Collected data
──────────────────────────────

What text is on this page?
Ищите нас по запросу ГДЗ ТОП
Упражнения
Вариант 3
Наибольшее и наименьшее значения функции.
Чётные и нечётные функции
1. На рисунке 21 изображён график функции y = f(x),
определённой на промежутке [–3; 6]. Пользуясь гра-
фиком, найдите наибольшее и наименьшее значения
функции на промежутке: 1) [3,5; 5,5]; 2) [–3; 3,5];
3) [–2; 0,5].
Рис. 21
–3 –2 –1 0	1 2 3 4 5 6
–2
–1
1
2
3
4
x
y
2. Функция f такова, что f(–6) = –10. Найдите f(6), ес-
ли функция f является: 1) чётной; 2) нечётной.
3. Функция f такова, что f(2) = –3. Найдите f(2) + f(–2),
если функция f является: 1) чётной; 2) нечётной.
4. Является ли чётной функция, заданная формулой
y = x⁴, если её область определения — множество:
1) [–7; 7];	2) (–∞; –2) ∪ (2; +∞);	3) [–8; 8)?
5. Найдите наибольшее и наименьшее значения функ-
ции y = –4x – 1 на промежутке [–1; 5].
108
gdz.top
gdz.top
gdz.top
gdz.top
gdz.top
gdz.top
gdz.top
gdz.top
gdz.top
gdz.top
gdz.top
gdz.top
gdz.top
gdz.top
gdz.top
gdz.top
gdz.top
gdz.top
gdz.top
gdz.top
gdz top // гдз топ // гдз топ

──────────────────────────────

WRITTEN TASK
Your answer should be a single number: the count of lines that contain "функции".

REPLY
4